— Start of Dataset rows —

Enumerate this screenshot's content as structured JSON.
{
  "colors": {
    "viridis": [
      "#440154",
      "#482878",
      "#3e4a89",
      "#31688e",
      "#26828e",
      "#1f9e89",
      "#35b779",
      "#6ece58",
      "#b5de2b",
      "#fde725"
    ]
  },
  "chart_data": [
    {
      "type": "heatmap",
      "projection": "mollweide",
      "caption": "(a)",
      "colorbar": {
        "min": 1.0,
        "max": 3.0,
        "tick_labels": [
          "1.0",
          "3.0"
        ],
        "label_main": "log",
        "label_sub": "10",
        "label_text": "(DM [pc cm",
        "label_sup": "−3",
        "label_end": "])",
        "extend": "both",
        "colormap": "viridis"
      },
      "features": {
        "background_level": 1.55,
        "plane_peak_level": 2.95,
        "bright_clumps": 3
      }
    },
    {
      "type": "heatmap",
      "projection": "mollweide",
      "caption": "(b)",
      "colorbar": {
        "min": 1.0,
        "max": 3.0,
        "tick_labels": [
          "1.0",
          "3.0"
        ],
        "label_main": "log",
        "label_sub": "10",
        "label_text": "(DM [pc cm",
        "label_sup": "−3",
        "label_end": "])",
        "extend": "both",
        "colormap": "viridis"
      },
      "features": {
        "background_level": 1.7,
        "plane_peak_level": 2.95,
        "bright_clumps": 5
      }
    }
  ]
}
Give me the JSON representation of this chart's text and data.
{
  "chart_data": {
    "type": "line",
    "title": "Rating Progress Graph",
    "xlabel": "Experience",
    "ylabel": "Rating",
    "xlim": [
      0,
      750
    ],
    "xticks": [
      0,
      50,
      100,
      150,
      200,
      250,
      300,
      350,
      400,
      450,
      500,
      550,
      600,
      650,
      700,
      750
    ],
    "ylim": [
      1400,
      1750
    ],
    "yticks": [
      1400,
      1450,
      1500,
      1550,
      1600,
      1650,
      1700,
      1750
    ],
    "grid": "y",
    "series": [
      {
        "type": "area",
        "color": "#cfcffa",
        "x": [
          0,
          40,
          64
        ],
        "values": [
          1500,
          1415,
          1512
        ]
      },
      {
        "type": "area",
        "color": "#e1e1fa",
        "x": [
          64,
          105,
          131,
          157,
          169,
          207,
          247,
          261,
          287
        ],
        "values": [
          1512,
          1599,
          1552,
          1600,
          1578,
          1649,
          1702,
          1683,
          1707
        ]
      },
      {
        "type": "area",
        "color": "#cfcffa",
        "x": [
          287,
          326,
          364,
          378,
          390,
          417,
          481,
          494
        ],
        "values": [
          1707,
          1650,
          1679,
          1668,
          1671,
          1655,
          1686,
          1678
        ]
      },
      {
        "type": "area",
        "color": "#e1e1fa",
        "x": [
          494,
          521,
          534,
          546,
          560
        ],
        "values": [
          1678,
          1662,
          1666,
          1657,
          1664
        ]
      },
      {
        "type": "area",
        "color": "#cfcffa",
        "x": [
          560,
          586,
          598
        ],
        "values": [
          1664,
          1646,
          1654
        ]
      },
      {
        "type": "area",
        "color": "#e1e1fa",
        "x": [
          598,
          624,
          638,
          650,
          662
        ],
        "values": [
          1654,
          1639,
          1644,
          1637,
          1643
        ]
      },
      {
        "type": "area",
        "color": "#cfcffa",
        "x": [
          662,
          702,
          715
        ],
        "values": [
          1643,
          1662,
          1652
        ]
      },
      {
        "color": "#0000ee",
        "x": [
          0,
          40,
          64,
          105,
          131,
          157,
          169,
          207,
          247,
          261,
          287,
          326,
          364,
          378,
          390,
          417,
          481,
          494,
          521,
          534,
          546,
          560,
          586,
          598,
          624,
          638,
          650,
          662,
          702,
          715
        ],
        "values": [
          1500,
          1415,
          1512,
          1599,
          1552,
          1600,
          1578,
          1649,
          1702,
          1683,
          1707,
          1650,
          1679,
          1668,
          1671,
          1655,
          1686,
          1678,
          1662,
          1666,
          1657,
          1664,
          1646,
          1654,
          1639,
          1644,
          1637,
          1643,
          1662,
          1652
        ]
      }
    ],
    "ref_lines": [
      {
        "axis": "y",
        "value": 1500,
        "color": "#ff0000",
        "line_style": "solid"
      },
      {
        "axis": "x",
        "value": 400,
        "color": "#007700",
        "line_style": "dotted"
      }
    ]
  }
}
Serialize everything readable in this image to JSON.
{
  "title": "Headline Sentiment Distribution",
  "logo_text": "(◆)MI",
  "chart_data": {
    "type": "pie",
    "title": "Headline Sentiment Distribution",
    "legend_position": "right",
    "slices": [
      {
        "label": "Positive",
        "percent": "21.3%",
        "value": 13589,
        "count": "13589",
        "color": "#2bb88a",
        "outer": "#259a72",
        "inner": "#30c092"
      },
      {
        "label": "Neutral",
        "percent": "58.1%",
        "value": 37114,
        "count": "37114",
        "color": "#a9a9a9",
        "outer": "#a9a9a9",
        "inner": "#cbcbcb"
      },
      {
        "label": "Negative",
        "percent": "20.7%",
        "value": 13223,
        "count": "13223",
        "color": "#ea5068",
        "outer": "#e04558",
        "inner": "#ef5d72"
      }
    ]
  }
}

— End of Dataset rows —

**Description of the task:**
Exactly reproduce the material above.

**Finished answer:**
Enumerate this screenshot's content as structured JSON.
{
  "colors": {
    "viridis": [
      "#440154",
      "#482878",
      "#3e4a89",
      "#31688e",
      "#26828e",
      "#1f9e89",
      "#35b779",
      "#6ece58",
      "#b5de2b",
      "#fde725"
    ]
  },
  "chart_data": [
    {
      "type": "heatmap",
      "projection": "mollweide",
      "caption": "(a)",
      "colorbar": {
        "min": 1.0,
        "max": 3.0,
        "tick_labels": [
          "1.0",
          "3.0"
        ],
        "label_main": "log",
        "label_sub": "10",
        "label_text": "(DM [pc cm",
        "label_sup": "−3",
        "label_end": "])",
        "extend": "both",
        "colormap": "viridis"
      },
      "features": {
        "background_level": 1.55,
        "plane_peak_level": 2.95,
        "bright_clumps": 3
      }
    },
    {
      "type": "heatmap",
      "projection": "mollweide",
      "caption": "(b)",
      "colorbar": {
        "min": 1.0,
        "max": 3.0,
        "tick_labels": [
          "1.0",
          "3.0"
        ],
        "label_main": "log",
        "label_sub": "10",
        "label_text": "(DM [pc cm",
        "label_sup": "−3",
        "label_end": "])",
        "extend": "both",
        "colormap": "viridis"
      },
      "features": {
        "background_level": 1.7,
        "plane_peak_level": 2.95,
        "bright_clumps": 5
      }
    }
  ]
}
Give me the JSON representation of this chart's text and data.
{
  "chart_data": {
    "type": "line",
    "title": "Rating Progress Graph",
    "xlabel": "Experience",
    "ylabel": "Rating",
    "xlim": [
      0,
      750
    ],
    "xticks": [
      0,
      50,
      100,
      150,
      200,
      250,
      300,
      350,
      400,
      450,
      500,
      550,
      600,
      650,
      700,
      750
    ],
    "ylim": [
      1400,
      1750
    ],
    "yticks": [
      1400,
      1450,
      1500,
      1550,
      1600,
      1650,
      1700,
      1750
    ],
    "grid": "y",
    "series": [
      {
        "type": "area",
        "color": "#cfcffa",
        "x": [
          0,
          40,
          64
        ],
        "values": [
          1500,
          1415,
          1512
        ]
      },
      {
        "type": "area",
        "color": "#e1e1fa",
        "x": [
          64,
          105,
          131,
          157,
          169,
          207,
          247,
          261,
          287
        ],
        "values": [
          1512,
          1599,
          1552,
          1600,
          1578,
          1649,
          1702,
          1683,
          1707
        ]
      },
      {
        "type": "area",
        "color": "#cfcffa",
        "x": [
          287,
          326,
          364,
          378,
          390,
          417,
          481,
          494
        ],
        "values": [
          1707,
          1650,
          1679,
          1668,
          1671,
          1655,
          1686,
          1678
        ]
      },
      {
        "type": "area",
        "color": "#e1e1fa",
        "x": [
          494,
          521,
          534,
          546,
          560
        ],
        "values": [
          1678,
          1662,
          1666,
          1657,
          1664
        ]
      },
      {
        "type": "area",
        "color": "#cfcffa",
        "x": [
          560,
          586,
          598
        ],
        "values": [
          1664,
          1646,
          1654
        ]
      },
      {
        "type": "area",
        "color": "#e1e1fa",
        "x": [
          598,
          624,
          638,
          650,
          662
        ],
        "values": [
          1654,
          1639,
          1644,
          1637,
          1643
        ]
      },
      {
        "type": "area",
        "color": "#cfcffa",
        "x": [
          662,
          702,
          715
        ],
        "values": [
          1643,
          1662,
          1652
        ]
      },
      {
        "color": "#0000ee",
        "x": [
          0,
          40,
          64,
          105,
          131,
          157,
          169,
          207,
          247,
          261,
          287,
          326,
          364,
          378,
          390,
          417,
          481,
          494,
          521,
          534,
          546,
          560,
          586,
          598,
          624,
          638,
          650,
          662,
          702,
          715
        ],
        "values": [
          1500,
          1415,
          1512,
          1599,
          1552,
          1600,
          1578,
          1649,
          1702,
          1683,
          1707,
          1650,
          1679,
          1668,
          1671,
          1655,
          1686,
          1678,
          1662,
          1666,
          1657,
          1664,
          1646,
          1654,
          1639,
          1644,
          1637,
          1643,
          1662,
          1652
        ]
      }
    ],
    "ref_lines": [
      {
        "axis": "y",
        "value": 1500,
        "color": "#ff0000",
        "line_style": "solid"
      },
      {
        "axis": "x",
        "value": 400,
        "color": "#007700",
        "line_style": "dotted"
      }
    ]
  }
}
Serialize everything readable in this image to JSON.
{
  "title": "Headline Sentiment Distribution",
  "logo_text": "(◆)MI",
  "chart_data": {
    "type": "pie",
    "title": "Headline Sentiment Distribution",
    "legend_position": "right",
    "slices": [
      {
        "label": "Positive",
        "percent": "21.3%",
        "value": 13589,
        "count": "13589",
        "color": "#2bb88a",
        "outer": "#259a72",
        "inner": "#30c092"
      },
      {
        "label": "Neutral",
        "percent": "58.1%",
        "value": 37114,
        "count": "37114",
        "color": "#a9a9a9",
        "outer": "#a9a9a9",
        "inner": "#cbcbcb"
      },
      {
        "label": "Negative",
        "percent": "20.7%",
        "value": 13223,
        "count": "13223",
        "color": "#ea5068",
        "outer": "#e04558",
        "inner": "#ef5d72"
      }
    ]
  }
}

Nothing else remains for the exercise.